◆ **Exercise instructions**:
Find the lines containing the word "name" and copy every one of them.

_ _ _ _

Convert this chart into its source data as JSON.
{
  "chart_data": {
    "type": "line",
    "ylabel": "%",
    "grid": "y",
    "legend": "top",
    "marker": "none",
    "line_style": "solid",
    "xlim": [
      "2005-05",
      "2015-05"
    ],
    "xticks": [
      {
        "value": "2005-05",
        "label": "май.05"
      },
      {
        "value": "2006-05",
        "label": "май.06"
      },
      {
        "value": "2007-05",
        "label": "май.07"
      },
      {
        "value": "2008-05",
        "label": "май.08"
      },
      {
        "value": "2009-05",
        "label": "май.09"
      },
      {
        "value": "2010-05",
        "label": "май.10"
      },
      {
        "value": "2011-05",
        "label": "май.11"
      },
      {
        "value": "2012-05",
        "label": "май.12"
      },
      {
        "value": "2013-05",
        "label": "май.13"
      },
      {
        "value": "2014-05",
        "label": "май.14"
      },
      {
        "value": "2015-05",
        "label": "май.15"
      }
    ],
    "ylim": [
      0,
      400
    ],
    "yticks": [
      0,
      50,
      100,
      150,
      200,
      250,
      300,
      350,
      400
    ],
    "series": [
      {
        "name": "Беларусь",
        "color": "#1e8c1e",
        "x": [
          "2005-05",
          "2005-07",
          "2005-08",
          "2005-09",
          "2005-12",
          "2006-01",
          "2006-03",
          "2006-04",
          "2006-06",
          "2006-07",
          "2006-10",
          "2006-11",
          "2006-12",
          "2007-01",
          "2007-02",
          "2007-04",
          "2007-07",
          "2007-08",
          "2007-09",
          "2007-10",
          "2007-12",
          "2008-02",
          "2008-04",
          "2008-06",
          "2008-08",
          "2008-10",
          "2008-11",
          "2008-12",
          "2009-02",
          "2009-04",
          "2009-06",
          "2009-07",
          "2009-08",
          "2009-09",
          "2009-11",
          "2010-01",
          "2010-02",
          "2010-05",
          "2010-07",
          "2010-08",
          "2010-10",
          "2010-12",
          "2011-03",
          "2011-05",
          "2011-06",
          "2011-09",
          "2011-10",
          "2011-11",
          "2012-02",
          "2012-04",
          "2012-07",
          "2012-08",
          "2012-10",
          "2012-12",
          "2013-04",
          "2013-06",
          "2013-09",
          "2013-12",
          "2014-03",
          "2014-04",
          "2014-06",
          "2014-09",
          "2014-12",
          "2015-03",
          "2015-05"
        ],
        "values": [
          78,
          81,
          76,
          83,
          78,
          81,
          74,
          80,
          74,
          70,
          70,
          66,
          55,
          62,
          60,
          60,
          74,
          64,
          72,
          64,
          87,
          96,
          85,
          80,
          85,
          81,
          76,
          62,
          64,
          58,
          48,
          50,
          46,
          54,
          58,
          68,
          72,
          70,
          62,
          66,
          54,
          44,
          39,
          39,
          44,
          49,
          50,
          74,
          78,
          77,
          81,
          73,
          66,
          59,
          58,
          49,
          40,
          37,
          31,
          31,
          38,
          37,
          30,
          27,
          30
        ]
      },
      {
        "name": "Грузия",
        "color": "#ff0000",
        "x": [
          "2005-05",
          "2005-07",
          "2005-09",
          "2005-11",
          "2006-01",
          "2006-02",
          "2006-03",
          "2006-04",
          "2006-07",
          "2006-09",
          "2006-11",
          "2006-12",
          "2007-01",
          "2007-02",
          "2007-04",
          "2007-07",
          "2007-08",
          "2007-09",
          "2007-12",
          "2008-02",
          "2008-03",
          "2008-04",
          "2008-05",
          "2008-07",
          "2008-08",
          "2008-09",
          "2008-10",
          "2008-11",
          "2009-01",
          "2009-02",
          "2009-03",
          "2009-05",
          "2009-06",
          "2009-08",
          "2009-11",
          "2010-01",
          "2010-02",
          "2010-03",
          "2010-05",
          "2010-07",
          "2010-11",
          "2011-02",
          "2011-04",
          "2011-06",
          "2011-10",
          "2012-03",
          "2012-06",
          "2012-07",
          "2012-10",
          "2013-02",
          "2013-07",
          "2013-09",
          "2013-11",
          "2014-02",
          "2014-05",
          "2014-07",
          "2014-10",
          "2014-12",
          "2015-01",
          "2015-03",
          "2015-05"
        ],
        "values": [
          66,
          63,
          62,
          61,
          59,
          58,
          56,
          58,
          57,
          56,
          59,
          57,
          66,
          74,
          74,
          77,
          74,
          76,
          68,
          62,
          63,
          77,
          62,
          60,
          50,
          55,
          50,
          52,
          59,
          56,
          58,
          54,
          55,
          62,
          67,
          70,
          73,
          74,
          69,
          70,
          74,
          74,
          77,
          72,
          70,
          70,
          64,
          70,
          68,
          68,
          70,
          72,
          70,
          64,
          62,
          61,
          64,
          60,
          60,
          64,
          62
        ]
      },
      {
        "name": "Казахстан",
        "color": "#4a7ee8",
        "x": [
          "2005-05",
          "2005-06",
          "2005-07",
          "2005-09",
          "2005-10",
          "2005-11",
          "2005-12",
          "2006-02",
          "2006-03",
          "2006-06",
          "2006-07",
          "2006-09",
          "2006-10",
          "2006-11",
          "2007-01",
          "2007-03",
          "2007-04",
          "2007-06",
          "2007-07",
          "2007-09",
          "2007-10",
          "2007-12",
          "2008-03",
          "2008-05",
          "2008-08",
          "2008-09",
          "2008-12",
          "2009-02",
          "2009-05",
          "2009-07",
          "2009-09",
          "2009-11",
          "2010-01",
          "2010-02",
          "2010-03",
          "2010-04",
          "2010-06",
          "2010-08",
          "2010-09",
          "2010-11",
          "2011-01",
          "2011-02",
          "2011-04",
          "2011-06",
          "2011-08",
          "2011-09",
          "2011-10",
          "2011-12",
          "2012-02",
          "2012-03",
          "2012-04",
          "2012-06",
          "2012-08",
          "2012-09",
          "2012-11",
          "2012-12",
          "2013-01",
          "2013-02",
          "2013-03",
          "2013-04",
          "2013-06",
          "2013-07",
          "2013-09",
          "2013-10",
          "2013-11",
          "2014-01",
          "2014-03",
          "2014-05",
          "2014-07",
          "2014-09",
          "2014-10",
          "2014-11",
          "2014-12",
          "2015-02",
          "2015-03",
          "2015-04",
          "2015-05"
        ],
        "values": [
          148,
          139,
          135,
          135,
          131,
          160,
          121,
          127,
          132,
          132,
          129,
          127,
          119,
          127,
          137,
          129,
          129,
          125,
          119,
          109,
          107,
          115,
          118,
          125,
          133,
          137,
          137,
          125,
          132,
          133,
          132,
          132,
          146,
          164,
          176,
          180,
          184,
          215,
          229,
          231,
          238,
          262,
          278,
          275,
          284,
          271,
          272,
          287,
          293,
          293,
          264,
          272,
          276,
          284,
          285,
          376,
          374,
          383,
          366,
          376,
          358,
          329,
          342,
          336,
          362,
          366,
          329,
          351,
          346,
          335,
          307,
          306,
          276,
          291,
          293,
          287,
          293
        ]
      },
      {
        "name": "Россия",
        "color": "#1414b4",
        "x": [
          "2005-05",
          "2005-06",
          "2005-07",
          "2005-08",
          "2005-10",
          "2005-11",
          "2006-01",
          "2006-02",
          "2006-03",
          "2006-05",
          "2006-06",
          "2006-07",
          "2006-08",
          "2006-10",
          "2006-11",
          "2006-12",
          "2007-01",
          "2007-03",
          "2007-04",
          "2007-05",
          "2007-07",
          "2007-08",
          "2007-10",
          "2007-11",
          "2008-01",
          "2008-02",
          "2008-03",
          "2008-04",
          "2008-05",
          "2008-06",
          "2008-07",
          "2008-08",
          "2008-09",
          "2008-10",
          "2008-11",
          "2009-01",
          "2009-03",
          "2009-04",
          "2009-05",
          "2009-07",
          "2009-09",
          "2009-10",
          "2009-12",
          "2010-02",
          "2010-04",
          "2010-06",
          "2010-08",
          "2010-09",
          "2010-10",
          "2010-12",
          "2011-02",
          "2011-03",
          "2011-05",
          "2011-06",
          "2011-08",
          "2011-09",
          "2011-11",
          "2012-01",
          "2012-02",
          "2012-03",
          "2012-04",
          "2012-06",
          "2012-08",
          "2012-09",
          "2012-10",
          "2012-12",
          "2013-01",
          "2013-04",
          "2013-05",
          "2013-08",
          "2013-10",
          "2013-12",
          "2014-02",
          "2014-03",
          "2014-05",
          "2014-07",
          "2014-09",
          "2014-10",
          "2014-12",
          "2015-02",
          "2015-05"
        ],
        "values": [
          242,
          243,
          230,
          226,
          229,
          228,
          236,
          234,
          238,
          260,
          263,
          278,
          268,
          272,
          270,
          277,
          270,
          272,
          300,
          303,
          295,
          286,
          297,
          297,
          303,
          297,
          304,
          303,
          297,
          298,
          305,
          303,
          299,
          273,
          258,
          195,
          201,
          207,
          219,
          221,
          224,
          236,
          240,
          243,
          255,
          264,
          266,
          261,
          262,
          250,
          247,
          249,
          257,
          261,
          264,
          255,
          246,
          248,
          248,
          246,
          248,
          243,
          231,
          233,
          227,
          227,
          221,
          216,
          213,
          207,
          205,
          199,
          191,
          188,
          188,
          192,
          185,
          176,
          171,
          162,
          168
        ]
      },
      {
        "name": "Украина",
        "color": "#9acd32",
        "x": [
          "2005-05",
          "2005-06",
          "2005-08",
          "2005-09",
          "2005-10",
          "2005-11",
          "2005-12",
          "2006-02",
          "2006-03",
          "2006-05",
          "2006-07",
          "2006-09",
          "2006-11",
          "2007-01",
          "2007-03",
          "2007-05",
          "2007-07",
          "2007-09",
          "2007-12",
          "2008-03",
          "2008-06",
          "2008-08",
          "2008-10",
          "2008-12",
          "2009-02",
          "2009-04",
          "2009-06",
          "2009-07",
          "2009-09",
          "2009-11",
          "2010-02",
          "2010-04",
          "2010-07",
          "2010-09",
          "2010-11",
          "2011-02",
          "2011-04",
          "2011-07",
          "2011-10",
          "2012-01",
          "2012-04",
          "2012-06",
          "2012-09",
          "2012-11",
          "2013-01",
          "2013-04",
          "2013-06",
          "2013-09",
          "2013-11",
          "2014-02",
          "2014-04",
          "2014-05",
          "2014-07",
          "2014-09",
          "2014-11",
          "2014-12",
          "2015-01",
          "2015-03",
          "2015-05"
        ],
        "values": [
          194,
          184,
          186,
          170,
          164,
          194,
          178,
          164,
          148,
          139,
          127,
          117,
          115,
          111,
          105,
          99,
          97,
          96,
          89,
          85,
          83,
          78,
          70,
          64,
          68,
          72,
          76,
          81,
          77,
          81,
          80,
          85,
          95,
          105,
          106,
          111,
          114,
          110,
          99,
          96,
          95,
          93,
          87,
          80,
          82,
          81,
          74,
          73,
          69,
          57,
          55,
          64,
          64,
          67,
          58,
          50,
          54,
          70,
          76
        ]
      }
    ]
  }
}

_ _ _ _

◆ **Answer below**:
        "name": "Беларусь",
        "name": "Грузия",
        "name": "Казахстан",
        "name": "Россия",
        "name": "Украина",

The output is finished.